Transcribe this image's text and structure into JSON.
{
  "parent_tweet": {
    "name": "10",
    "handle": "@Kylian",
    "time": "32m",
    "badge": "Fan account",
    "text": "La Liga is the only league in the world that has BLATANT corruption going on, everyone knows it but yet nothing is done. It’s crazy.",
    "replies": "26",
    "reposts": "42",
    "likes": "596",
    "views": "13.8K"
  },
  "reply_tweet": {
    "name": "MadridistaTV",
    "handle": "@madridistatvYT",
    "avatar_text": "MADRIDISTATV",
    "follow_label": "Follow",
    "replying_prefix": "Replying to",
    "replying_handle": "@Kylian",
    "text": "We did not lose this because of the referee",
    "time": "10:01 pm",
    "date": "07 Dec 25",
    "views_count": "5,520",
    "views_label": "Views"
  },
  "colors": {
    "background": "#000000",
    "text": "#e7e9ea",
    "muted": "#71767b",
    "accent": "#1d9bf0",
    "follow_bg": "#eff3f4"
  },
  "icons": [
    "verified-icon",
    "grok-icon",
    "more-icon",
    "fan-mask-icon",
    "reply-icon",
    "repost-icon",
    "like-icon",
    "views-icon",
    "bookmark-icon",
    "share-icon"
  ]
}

○ ○ ○ ○

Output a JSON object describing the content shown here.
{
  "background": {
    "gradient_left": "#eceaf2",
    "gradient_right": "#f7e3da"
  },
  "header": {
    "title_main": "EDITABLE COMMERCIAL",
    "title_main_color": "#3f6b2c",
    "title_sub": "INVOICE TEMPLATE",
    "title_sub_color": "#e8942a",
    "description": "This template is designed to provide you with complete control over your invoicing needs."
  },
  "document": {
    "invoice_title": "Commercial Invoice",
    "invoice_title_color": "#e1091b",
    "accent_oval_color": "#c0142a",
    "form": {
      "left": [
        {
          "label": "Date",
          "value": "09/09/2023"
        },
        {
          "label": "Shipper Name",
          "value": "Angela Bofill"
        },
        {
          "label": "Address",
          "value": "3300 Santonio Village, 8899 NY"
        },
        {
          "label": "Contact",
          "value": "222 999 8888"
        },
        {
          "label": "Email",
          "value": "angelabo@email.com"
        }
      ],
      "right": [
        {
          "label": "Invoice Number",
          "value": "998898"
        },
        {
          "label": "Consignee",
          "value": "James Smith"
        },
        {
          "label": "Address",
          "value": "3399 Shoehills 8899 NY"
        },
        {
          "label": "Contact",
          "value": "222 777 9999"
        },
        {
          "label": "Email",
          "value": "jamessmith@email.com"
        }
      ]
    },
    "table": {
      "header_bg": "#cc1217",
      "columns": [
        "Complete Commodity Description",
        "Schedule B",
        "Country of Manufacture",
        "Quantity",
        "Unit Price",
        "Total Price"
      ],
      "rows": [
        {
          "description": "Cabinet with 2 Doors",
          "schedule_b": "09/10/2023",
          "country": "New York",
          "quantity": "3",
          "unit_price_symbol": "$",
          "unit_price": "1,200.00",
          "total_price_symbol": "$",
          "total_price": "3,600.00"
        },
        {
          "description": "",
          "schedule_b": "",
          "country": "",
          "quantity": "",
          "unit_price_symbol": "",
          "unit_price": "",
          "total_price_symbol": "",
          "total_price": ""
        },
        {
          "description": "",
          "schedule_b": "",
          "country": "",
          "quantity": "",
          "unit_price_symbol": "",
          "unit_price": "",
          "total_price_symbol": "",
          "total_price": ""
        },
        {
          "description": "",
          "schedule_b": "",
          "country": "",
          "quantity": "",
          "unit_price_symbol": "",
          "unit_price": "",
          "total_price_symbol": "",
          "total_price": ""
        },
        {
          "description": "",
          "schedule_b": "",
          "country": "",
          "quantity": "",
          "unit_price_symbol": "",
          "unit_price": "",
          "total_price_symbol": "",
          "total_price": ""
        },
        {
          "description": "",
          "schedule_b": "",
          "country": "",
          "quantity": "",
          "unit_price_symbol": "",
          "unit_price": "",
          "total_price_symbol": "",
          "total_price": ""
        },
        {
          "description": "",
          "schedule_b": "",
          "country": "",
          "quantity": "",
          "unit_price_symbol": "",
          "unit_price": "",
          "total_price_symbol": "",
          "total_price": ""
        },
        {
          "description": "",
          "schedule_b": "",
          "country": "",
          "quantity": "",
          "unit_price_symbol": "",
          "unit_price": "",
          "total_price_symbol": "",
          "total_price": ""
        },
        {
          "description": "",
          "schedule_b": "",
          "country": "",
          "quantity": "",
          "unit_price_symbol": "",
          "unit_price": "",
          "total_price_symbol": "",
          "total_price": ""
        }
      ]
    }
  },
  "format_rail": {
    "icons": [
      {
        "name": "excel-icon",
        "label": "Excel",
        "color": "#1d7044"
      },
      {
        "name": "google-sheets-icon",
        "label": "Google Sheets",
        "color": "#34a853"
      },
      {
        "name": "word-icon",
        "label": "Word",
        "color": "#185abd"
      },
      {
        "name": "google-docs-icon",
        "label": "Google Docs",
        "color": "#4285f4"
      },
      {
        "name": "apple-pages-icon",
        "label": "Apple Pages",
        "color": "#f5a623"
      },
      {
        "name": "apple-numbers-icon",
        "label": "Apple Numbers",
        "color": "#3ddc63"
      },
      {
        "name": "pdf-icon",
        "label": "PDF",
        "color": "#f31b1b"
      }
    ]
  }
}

○ ○ ○ ○

REQUIRED TASK: How many of these lines contain "JSON"? Write only the number.

FULL ANSWER: 2